### Texte à lire
====
Mary Quant - Innovatrice intrépide
Article par Caroline Paquette-Méthé
L’entrepreneure au nouveau souffle
Le modèle commercial typique de la mode avait très peu évolué depuis le début du siècle jusque dans les années soixante: les couturiers créaient des vêtements sur commande et vendaient parfois accessoires et maquillage dans leur boutique de luxe. Seuls les gens bien nantis avaient alors accès au privilège de l’élégance. Au début des années 60, cependant, un vent de changement vint bousculer les conventions de la mode.
C’est au cœur du quartier de Chelsea en Angleterre qu’une jeune entrepreneure pleine d’idées et d’enthousiasme ouvrit ce qui est considéré aujourd’hui, comme la première boutique de mode indépendante du Royaume-Uni. Cette jeune femme allait, sans le savoir, être à la tête d’un mouvement mondial qui donnerait pour la toute première fois la parole et le pouvoir aux jeunes.
Mary Quant n’a pas suivi de formation en mode ni en commercialisation, mais cela ne l’empêcha pas de devenir une icône de l’industrie de la mode des années 60. En 1955, lorsqu’elle ouvrit avec l’homme qui deviendrait son mari sa première boutique « Bazaar » sur King’s Road, le quartier était en pleine effervescence.
Les temps difficiles qui accompagnèrent la Seconde guerre mondiale et la période de reconstruction qui la suivit commençaient à se faire oublier.
Robes de gauche à droite : 1963 (remporta le prix de la robe qui représente le mieux les idées contemporaines du Fashion Museum de Bath), 1966, fin années 60
Le pays avait retrouvé son insouciance et sa joie de vivre et la nouvelle génération, à l’aube de l’âge adulte, tremblait d’excitation. Tous étaient habités par l’envie du nouveau, de quelque chose qui leur ressemblerait, qui leur appartiendrait.
C’est dans cet état d’esprit que Mary Quant, découragée de ne pas trouver les vêtements qu’elle avait envie de porter dans les magasins, décida de les fabriquer elle-même.
Malgré ses débuts maladroits de femme d’affaire, la popularité de sa boutique explose dès son ouverture. Le style nouveau, moderne et jovial des vêtements qu’elle propose intrigue et provoque l’enthousiasme.
C’est que sa boutique est radicalement différente des lieux où on achète la mode ordinairement : les employés sont tous jeunes, il y a de la musique Jazz et des boissons servies sur place. L’ambiance décontractée, sociale et ouverte fait rapidement de la boutique Bazaar un lieu de rencontre pour les artistes, les jeunes et les fashionistas de tout Londres.
Devant ce succès inattendu, Mary Quant, qui apprend sur le tas, doit se réorganiser rapidement : elle ne peut plus fournir son magasin avec les robes qu’elle fabriquait dans sa chambre à coucher le jour, faites de tissu qu’elle achète au prix de détail.
Même avec l’aide de nouvelles couturières, ce n’est pas assez et ses vêtements demeurent trop cher à son goût… Elle se tourne donc vers les manufactures industrielles qui commencent à se développer. Elle prend également des cours de coupe le soir pour affiner ses connaissances.
====
### Données enregistrées
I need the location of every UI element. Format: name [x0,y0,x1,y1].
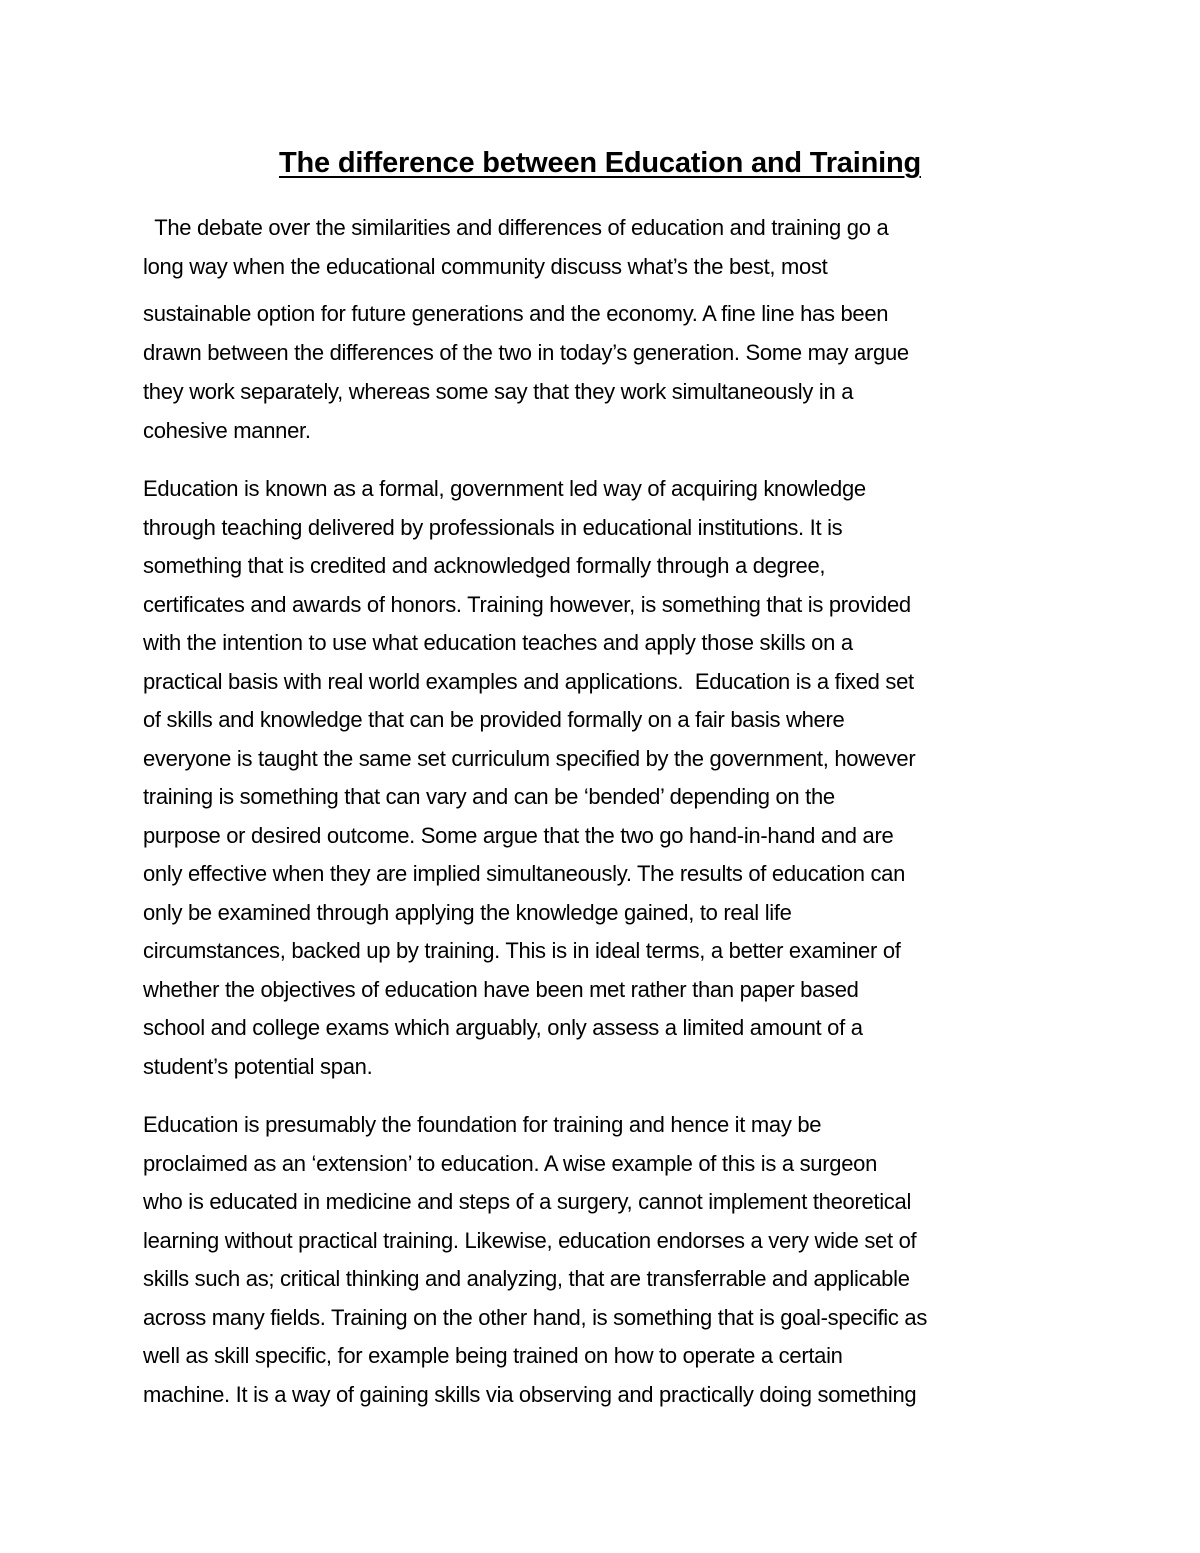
====
### Exercice
Selon l'article sur Mary Quant, dans quelle rue se trouvait sa première boutique, Bazaar ? Le matériel n'a aucun rôle dans ce qui suit.

### Solution du problème
Sur King’s Road.